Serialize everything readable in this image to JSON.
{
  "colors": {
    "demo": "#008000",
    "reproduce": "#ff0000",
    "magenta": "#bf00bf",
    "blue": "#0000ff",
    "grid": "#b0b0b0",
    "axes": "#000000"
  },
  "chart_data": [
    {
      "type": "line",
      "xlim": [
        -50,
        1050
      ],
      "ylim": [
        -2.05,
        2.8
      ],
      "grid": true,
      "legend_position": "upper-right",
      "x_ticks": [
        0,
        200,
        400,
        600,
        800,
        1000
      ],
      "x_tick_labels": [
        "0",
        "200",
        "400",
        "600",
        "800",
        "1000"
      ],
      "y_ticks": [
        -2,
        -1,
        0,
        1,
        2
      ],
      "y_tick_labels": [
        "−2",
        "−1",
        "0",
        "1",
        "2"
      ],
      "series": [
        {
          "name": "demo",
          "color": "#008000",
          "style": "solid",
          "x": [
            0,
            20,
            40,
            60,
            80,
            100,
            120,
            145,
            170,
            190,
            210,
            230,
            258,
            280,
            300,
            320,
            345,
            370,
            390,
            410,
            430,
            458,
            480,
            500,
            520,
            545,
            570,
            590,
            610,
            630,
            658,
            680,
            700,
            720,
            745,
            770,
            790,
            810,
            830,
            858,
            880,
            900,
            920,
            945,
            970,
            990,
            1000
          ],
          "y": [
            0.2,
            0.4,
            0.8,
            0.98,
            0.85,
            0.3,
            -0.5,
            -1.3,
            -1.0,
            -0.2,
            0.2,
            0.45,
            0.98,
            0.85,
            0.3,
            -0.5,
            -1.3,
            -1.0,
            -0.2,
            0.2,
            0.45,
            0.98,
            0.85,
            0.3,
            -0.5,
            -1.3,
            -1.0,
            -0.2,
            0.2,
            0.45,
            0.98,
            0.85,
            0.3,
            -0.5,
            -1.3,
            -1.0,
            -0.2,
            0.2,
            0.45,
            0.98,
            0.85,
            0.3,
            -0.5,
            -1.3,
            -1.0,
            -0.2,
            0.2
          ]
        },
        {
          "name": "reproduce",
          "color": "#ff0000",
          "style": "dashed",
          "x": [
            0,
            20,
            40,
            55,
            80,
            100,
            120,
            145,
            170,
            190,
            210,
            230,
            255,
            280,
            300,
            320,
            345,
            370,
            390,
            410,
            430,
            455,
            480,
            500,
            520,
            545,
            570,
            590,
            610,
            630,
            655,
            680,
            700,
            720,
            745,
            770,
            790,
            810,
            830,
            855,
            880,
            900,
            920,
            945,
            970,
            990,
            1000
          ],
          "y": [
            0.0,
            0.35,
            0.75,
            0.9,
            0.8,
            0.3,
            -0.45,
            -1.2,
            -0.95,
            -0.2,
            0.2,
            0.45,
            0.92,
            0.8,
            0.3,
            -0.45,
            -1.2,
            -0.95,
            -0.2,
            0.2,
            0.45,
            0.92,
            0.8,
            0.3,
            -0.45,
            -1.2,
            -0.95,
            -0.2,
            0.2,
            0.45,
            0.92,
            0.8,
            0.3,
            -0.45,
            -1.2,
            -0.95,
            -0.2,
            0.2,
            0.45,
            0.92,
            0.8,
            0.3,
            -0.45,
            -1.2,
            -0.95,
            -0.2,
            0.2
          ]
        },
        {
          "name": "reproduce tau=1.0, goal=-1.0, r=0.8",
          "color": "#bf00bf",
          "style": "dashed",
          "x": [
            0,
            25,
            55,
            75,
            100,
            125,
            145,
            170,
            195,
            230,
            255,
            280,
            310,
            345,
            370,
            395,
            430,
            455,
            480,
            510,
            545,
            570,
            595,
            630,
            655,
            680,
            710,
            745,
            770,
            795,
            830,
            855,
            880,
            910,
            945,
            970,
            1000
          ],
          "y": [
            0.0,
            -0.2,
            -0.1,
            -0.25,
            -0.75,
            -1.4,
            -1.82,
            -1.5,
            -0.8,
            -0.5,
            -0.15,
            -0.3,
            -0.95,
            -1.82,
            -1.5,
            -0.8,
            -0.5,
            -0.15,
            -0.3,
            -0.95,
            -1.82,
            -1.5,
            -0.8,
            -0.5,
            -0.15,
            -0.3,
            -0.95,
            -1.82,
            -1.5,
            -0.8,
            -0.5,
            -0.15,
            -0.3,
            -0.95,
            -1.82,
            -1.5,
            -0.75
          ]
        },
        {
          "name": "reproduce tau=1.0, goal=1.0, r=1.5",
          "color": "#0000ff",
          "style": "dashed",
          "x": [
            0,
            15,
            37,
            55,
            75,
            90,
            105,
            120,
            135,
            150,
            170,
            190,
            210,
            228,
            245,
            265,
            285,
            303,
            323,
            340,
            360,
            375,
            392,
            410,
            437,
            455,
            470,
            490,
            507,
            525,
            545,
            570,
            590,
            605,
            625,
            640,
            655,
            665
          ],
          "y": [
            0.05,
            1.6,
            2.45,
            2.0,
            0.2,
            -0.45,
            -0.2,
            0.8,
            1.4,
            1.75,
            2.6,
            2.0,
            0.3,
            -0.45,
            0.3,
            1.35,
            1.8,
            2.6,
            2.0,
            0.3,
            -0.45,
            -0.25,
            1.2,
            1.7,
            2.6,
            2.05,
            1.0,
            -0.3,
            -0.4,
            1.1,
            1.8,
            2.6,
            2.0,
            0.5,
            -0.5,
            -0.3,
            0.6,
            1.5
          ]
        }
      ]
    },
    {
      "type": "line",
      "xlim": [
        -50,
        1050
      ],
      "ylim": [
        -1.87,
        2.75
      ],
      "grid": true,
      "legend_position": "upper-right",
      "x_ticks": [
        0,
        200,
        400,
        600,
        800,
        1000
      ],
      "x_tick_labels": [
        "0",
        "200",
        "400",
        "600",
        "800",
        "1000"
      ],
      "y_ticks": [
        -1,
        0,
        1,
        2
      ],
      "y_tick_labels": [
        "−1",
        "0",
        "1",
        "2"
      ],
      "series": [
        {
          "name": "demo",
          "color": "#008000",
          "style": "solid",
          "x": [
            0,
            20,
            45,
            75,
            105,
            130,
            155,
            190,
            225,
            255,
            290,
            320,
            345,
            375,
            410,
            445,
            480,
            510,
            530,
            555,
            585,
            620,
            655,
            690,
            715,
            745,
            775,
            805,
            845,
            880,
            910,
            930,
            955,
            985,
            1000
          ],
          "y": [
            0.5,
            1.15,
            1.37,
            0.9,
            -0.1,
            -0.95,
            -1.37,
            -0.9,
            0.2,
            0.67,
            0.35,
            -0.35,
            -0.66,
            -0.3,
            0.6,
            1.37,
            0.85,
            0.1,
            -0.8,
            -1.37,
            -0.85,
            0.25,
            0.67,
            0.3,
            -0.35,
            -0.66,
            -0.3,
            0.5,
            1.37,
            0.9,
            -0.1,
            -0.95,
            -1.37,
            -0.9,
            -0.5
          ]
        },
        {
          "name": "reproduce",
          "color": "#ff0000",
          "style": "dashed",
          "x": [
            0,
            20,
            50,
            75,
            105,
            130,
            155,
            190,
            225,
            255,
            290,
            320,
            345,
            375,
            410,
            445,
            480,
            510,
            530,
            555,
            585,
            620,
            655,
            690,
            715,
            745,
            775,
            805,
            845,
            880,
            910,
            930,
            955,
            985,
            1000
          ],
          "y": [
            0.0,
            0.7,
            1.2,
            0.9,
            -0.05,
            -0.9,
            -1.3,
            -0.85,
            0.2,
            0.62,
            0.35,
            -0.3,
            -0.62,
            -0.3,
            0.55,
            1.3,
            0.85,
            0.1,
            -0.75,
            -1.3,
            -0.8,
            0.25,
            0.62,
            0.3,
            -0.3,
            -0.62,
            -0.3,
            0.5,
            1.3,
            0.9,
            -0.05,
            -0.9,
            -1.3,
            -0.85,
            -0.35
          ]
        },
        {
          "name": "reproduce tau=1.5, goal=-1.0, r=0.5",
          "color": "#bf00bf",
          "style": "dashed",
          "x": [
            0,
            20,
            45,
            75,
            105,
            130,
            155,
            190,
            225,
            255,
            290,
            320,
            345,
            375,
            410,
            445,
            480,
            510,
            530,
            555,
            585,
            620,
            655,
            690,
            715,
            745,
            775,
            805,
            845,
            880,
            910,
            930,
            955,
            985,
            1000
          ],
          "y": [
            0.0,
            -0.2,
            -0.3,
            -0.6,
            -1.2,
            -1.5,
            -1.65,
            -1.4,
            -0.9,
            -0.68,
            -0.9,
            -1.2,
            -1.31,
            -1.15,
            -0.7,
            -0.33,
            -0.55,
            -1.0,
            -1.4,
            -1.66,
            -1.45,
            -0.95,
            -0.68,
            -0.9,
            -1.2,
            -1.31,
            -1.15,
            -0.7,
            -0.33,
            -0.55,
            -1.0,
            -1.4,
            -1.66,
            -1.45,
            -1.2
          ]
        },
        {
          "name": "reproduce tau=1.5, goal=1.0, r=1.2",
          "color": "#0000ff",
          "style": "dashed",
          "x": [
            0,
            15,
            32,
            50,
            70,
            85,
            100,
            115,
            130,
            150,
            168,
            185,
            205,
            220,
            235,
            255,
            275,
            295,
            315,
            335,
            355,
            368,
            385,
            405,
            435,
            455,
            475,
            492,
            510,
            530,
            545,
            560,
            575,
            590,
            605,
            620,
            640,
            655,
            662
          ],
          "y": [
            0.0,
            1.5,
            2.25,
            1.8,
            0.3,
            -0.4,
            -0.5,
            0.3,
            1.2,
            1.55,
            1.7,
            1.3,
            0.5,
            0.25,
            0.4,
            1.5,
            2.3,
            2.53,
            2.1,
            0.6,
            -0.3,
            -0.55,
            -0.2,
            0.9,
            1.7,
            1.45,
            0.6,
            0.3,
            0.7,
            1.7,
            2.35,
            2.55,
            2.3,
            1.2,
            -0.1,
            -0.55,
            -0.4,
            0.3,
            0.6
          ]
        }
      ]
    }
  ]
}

---

**DIRECTIONS:** Working from the entries above, return all lines that contain "goal".

**TASK OUTPUT:**
          "name": "reproduce tau=1.0, goal=-1.0, r=0.8",
          "name": "reproduce tau=1.0, goal=1.0, r=1.5",
          "name": "reproduce tau=1.5, goal=-1.0, r=0.5",
          "name": "reproduce tau=1.5, goal=1.0, r=1.2",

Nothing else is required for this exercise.